- GIVEN TASK
Return the full listing exactly as it is written.

****

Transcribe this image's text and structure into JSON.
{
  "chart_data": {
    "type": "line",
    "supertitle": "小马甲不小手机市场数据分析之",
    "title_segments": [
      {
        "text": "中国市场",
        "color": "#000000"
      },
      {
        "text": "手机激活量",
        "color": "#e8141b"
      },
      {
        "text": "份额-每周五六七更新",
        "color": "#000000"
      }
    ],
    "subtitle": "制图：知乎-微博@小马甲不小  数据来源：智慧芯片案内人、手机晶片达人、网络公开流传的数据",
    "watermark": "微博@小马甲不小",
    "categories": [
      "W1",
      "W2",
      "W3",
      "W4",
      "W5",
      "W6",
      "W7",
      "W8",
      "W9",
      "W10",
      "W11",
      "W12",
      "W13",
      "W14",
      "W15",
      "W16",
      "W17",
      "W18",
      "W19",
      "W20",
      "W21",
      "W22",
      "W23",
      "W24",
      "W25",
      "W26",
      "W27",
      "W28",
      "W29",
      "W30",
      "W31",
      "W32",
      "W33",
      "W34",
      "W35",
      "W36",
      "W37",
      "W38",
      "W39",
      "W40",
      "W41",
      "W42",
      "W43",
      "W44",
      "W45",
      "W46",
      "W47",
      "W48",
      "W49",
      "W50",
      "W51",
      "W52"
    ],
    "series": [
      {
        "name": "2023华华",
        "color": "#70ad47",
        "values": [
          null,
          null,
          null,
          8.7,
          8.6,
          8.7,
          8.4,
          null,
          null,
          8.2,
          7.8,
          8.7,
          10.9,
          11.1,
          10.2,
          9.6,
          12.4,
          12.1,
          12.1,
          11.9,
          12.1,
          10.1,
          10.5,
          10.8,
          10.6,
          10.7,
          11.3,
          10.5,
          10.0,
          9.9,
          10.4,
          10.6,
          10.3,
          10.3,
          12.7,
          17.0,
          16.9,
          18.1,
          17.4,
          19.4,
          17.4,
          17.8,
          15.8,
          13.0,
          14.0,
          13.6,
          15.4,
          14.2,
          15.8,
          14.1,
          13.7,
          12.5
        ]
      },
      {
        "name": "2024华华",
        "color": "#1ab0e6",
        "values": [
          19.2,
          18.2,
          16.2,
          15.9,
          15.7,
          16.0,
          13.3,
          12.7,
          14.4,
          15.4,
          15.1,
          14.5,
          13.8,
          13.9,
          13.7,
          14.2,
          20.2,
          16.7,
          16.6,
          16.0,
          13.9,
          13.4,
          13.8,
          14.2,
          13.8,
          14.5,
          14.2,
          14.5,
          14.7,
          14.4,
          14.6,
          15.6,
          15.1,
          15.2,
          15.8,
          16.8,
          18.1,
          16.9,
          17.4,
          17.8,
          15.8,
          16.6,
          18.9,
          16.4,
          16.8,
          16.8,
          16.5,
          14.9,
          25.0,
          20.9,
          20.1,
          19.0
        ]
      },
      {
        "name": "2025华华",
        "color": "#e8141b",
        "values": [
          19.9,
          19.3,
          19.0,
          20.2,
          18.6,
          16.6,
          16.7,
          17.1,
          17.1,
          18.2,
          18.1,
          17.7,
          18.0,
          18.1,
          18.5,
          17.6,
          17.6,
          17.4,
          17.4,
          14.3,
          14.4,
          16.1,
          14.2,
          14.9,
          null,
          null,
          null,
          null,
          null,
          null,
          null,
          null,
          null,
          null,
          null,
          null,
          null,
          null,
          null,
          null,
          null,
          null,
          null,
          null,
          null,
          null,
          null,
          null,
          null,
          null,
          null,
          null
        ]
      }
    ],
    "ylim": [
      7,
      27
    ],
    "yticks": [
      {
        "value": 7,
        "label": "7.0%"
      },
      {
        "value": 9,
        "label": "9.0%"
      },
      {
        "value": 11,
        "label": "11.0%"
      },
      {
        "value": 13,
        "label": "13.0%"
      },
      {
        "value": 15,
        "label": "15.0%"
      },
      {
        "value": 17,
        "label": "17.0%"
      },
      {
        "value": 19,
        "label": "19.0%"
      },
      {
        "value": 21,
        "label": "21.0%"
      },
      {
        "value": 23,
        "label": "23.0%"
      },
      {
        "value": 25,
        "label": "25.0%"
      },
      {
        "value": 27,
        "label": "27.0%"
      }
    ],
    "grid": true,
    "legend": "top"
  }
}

****

- TASK ANSWER
Transcribe this image's text and structure into JSON.
{
  "chart_data": {
    "type": "line",
    "supertitle": "小马甲不小手机市场数据分析之",
    "title_segments": [
      {
        "text": "中国市场",
        "color": "#000000"
      },
      {
        "text": "手机激活量",
        "color": "#e8141b"
      },
      {
        "text": "份额-每周五六七更新",
        "color": "#000000"
      }
    ],
    "subtitle": "制图：知乎-微博@小马甲不小  数据来源：智慧芯片案内人、手机晶片达人、网络公开流传的数据",
    "watermark": "微博@小马甲不小",
    "categories": [
      "W1",
      "W2",
      "W3",
      "W4",
      "W5",
      "W6",
      "W7",
      "W8",
      "W9",
      "W10",
      "W11",
      "W12",
      "W13",
      "W14",
      "W15",
      "W16",
      "W17",
      "W18",
      "W19",
      "W20",
      "W21",
      "W22",
      "W23",
      "W24",
      "W25",
      "W26",
      "W27",
      "W28",
      "W29",
      "W30",
      "W31",
      "W32",
      "W33",
      "W34",
      "W35",
      "W36",
      "W37",
      "W38",
      "W39",
      "W40",
      "W41",
      "W42",
      "W43",
      "W44",
      "W45",
      "W46",
      "W47",
      "W48",
      "W49",
      "W50",
      "W51",
      "W52"
    ],
    "series": [
      {
        "name": "2023华华",
        "color": "#70ad47",
        "values": [
          null,
          null,
          null,
          8.7,
          8.6,
          8.7,
          8.4,
          null,
          null,
          8.2,
          7.8,
          8.7,
          10.9,
          11.1,
          10.2,
          9.6,
          12.4,
          12.1,
          12.1,
          11.9,
          12.1,
          10.1,
          10.5,
          10.8,
          10.6,
          10.7,
          11.3,
          10.5,
          10.0,
          9.9,
          10.4,
          10.6,
          10.3,
          10.3,
          12.7,
          17.0,
          16.9,
          18.1,
          17.4,
          19.4,
          17.4,
          17.8,
          15.8,
          13.0,
          14.0,
          13.6,
          15.4,
          14.2,
          15.8,
          14.1,
          13.7,
          12.5
        ]
      },
      {
        "name": "2024华华",
        "color": "#1ab0e6",
        "values": [
          19.2,
          18.2,
          16.2,
          15.9,
          15.7,
          16.0,
          13.3,
          12.7,
          14.4,
          15.4,
          15.1,
          14.5,
          13.8,
          13.9,
          13.7,
          14.2,
          20.2,
          16.7,
          16.6,
          16.0,
          13.9,
          13.4,
          13.8,
          14.2,
          13.8,
          14.5,
          14.2,
          14.5,
          14.7,
          14.4,
          14.6,
          15.6,
          15.1,
          15.2,
          15.8,
          16.8,
          18.1,
          16.9,
          17.4,
          17.8,
          15.8,
          16.6,
          18.9,
          16.4,
          16.8,
          16.8,
          16.5,
          14.9,
          25.0,
          20.9,
          20.1,
          19.0
        ]
      },
      {
        "name": "2025华华",
        "color": "#e8141b",
        "values": [
          19.9,
          19.3,
          19.0,
          20.2,
          18.6,
          16.6,
          16.7,
          17.1,
          17.1,
          18.2,
          18.1,
          17.7,
          18.0,
          18.1,
          18.5,
          17.6,
          17.6,
          17.4,
          17.4,
          14.3,
          14.4,
          16.1,
          14.2,
          14.9,
          null,
          null,
          null,
          null,
          null,
          null,
          null,
          null,
          null,
          null,
          null,
          null,
          null,
          null,
          null,
          null,
          null,
          null,
          null,
          null,
          null,
          null,
          null,
          null,
          null,
          null,
          null,
          null
        ]
      }
    ],
    "ylim": [
      7,
      27
    ],
    "yticks": [
      {
        "value": 7,
        "label": "7.0%"
      },
      {
        "value": 9,
        "label": "9.0%"
      },
      {
        "value": 11,
        "label": "11.0%"
      },
      {
        "value": 13,
        "label": "13.0%"
      },
      {
        "value": 15,
        "label": "15.0%"
      },
      {
        "value": 17,
        "label": "17.0%"
      },
      {
        "value": 19,
        "label": "19.0%"
      },
      {
        "value": 21,
        "label": "21.0%"
      },
      {
        "value": 23,
        "label": "23.0%"
      },
      {
        "value": 25,
        "label": "25.0%"
      },
      {
        "value": 27,
        "label": "27.0%"
      }
    ],
    "grid": true,
    "legend": "top"
  }
}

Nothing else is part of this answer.